● **Given exercise**
Emit the entire listing verbatim.

● **Dataset rows**
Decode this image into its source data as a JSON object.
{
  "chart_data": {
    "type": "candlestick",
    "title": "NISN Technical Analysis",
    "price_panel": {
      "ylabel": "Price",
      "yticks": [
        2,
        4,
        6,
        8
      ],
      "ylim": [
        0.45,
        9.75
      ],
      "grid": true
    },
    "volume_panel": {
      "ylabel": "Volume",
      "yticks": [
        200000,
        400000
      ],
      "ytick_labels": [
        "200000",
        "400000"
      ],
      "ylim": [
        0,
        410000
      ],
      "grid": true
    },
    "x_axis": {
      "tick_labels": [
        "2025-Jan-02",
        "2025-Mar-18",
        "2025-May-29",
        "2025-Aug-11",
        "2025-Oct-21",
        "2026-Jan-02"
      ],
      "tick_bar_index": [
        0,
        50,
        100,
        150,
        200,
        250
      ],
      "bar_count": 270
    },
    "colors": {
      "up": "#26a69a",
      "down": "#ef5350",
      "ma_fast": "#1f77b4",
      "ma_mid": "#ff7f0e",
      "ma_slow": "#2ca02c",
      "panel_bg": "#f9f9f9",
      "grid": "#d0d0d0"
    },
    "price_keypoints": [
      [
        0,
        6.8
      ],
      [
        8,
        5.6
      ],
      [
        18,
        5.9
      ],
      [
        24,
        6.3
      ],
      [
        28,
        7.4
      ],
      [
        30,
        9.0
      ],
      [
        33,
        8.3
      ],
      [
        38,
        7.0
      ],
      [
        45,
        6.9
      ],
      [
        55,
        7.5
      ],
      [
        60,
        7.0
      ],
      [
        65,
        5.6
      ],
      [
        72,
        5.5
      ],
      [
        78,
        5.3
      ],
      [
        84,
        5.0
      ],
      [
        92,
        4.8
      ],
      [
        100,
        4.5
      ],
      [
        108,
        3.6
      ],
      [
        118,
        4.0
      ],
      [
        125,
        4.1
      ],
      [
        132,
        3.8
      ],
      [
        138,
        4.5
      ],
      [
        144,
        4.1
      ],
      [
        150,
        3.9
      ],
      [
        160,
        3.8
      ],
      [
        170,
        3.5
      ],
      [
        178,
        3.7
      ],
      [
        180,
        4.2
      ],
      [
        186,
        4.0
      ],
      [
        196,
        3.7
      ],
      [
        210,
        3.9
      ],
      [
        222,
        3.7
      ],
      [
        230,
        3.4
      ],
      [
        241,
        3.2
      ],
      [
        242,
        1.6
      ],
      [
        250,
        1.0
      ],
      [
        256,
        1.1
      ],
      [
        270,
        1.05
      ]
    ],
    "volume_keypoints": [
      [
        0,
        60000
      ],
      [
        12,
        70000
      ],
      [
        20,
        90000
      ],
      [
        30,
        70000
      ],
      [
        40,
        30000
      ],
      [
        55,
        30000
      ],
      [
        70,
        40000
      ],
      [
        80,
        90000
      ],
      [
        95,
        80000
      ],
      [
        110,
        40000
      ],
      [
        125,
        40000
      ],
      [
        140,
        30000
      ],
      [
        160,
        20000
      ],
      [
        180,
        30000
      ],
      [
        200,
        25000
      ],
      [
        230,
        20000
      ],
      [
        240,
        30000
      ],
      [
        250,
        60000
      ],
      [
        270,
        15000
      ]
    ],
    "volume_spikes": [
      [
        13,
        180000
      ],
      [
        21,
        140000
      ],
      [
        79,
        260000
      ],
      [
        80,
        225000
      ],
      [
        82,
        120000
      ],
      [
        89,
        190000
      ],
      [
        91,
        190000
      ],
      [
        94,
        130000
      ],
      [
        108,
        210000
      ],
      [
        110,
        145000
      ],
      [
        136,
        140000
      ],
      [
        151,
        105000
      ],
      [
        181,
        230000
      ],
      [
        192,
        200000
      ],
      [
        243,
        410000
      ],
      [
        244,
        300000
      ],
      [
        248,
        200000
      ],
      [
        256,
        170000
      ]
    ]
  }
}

● **The completed task**
Decode this image into its source data as a JSON object.
{
  "chart_data": {
    "type": "candlestick",
    "title": "NISN Technical Analysis",
    "price_panel": {
      "ylabel": "Price",
      "yticks": [
        2,
        4,
        6,
        8
      ],
      "ylim": [
        0.45,
        9.75
      ],
      "grid": true
    },
    "volume_panel": {
      "ylabel": "Volume",
      "yticks": [
        200000,
        400000
      ],
      "ytick_labels": [
        "200000",
        "400000"
      ],
      "ylim": [
        0,
        410000
      ],
      "grid": true
    },
    "x_axis": {
      "tick_labels": [
        "2025-Jan-02",
        "2025-Mar-18",
        "2025-May-29",
        "2025-Aug-11",
        "2025-Oct-21",
        "2026-Jan-02"
      ],
      "tick_bar_index": [
        0,
        50,
        100,
        150,
        200,
        250
      ],
      "bar_count": 270
    },
    "colors": {
      "up": "#26a69a",
      "down": "#ef5350",
      "ma_fast": "#1f77b4",
      "ma_mid": "#ff7f0e",
      "ma_slow": "#2ca02c",
      "panel_bg": "#f9f9f9",
      "grid": "#d0d0d0"
    },
    "price_keypoints": [
      [
        0,
        6.8
      ],
      [
        8,
        5.6
      ],
      [
        18,
        5.9
      ],
      [
        24,
        6.3
      ],
      [
        28,
        7.4
      ],
      [
        30,
        9.0
      ],
      [
        33,
        8.3
      ],
      [
        38,
        7.0
      ],
      [
        45,
        6.9
      ],
      [
        55,
        7.5
      ],
      [
        60,
        7.0
      ],
      [
        65,
        5.6
      ],
      [
        72,
        5.5
      ],
      [
        78,
        5.3
      ],
      [
        84,
        5.0
      ],
      [
        92,
        4.8
      ],
      [
        100,
        4.5
      ],
      [
        108,
        3.6
      ],
      [
        118,
        4.0
      ],
      [
        125,
        4.1
      ],
      [
        132,
        3.8
      ],
      [
        138,
        4.5
      ],
      [
        144,
        4.1
      ],
      [
        150,
        3.9
      ],
      [
        160,
        3.8
      ],
      [
        170,
        3.5
      ],
      [
        178,
        3.7
      ],
      [
        180,
        4.2
      ],
      [
        186,
        4.0
      ],
      [
        196,
        3.7
      ],
      [
        210,
        3.9
      ],
      [
        222,
        3.7
      ],
      [
        230,
        3.4
      ],
      [
        241,
        3.2
      ],
      [
        242,
        1.6
      ],
      [
        250,
        1.0
      ],
      [
        256,
        1.1
      ],
      [
        270,
        1.05
      ]
    ],
    "volume_keypoints": [
      [
        0,
        60000
      ],
      [
        12,
        70000
      ],
      [
        20,
        90000
      ],
      [
        30,
        70000
      ],
      [
        40,
        30000
      ],
      [
        55,
        30000
      ],
      [
        70,
        40000
      ],
      [
        80,
        90000
      ],
      [
        95,
        80000
      ],
      [
        110,
        40000
      ],
      [
        125,
        40000
      ],
      [
        140,
        30000
      ],
      [
        160,
        20000
      ],
      [
        180,
        30000
      ],
      [
        200,
        25000
      ],
      [
        230,
        20000
      ],
      [
        240,
        30000
      ],
      [
        250,
        60000
      ],
      [
        270,
        15000
      ]
    ],
    "volume_spikes": [
      [
        13,
        180000
      ],
      [
        21,
        140000
      ],
      [
        79,
        260000
      ],
      [
        80,
        225000
      ],
      [
        82,
        120000
      ],
      [
        89,
        190000
      ],
      [
        91,
        190000
      ],
      [
        94,
        130000
      ],
      [
        108,
        210000
      ],
      [
        110,
        145000
      ],
      [
        136,
        140000
      ],
      [
        151,
        105000
      ],
      [
        181,
        230000
      ],
      [
        192,
        200000
      ],
      [
        243,
        410000
      ],
      [
        244,
        300000
      ],
      [
        248,
        200000
      ],
      [
        256,
        170000
      ]
    ]
  }
}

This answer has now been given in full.